_AVAILABLE DATA:_
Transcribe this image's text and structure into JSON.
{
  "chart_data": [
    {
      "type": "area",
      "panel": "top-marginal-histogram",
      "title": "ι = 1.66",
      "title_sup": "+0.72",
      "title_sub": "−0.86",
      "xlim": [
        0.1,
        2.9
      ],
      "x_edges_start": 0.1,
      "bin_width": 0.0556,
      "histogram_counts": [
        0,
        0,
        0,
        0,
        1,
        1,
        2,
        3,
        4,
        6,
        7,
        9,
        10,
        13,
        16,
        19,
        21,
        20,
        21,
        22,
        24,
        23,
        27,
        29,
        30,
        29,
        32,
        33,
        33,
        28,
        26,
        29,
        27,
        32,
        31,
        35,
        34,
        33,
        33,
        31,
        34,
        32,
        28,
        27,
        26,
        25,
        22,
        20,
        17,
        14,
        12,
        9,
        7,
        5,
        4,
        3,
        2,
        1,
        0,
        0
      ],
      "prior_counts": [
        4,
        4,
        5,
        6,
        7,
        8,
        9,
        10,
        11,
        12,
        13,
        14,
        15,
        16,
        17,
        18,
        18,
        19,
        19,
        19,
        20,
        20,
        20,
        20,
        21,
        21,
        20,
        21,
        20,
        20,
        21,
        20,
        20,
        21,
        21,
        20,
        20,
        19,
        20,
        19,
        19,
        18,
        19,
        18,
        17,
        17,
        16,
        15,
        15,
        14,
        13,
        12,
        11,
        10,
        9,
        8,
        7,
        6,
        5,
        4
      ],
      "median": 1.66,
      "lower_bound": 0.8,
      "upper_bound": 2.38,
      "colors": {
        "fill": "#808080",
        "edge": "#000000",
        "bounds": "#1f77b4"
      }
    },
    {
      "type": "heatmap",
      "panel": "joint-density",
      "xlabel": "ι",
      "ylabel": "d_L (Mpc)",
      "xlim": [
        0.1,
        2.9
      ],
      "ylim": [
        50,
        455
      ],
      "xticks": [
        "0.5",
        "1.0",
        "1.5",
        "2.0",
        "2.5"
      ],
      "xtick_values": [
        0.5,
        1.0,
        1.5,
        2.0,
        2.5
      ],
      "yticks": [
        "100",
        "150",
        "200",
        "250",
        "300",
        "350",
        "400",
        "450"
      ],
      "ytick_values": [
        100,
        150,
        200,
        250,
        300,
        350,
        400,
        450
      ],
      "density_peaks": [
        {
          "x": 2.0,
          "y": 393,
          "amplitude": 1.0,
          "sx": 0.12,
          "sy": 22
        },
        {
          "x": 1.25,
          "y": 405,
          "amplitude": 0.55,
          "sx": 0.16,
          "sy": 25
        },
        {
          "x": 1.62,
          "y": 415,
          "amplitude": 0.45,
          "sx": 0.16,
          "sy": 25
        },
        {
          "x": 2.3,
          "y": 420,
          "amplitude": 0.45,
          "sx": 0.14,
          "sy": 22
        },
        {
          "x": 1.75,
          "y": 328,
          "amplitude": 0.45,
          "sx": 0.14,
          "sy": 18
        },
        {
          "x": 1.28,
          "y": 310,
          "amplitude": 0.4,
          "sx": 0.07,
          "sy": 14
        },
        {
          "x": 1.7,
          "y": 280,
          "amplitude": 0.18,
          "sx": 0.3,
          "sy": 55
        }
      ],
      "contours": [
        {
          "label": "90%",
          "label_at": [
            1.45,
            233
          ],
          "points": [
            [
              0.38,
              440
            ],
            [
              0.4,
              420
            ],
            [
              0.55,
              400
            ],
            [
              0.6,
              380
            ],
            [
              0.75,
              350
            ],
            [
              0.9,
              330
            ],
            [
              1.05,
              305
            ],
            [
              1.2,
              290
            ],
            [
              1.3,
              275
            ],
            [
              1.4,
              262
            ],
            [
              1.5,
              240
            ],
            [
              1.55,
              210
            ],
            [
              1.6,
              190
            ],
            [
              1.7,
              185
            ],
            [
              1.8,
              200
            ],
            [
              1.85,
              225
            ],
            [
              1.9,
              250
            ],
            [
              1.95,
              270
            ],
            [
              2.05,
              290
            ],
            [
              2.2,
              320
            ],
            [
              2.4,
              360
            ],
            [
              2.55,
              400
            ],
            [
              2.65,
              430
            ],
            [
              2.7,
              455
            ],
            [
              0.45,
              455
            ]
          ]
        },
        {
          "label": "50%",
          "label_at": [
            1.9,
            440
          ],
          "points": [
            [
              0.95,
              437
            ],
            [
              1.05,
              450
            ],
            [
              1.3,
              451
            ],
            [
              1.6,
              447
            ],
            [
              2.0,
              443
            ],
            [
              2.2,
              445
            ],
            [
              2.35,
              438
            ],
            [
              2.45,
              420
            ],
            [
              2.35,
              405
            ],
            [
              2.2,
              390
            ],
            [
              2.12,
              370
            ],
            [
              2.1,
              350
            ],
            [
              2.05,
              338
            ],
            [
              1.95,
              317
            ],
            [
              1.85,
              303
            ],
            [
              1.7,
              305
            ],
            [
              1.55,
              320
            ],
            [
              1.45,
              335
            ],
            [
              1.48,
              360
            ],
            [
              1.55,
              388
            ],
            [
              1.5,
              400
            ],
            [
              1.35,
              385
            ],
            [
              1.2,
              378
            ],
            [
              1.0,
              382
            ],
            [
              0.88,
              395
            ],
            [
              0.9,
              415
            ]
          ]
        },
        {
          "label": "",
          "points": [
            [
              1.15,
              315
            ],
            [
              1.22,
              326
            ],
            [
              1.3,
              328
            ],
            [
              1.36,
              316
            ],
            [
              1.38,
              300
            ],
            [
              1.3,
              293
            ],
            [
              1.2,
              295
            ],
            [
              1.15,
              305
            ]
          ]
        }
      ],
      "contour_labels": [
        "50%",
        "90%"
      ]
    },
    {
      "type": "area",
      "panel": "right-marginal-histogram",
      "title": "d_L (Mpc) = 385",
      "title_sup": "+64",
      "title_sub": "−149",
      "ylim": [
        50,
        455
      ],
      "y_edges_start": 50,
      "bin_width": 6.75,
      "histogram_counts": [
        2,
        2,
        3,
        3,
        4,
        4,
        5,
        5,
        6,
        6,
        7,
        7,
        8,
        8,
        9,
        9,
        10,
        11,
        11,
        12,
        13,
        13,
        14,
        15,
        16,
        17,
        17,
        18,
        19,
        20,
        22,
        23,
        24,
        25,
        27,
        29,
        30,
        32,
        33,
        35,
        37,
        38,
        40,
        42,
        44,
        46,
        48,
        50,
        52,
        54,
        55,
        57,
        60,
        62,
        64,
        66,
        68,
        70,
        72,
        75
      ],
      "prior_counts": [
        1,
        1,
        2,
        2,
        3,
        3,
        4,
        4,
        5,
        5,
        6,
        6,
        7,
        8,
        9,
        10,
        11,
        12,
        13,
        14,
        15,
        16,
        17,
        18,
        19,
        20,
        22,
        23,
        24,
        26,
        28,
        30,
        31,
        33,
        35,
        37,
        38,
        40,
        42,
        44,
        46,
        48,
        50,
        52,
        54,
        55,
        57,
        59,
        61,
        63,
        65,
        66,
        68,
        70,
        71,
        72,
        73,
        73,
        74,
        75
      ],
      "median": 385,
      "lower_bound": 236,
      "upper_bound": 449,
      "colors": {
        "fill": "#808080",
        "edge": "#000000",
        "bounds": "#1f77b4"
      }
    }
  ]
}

_WHAT IS BEING ASKED:_ Copy whichever lines in the listing above contain the word "marginal".

_TASK SOLUTION:_
      "panel": "top-marginal-histogram",
      "panel": "right-marginal-histogram",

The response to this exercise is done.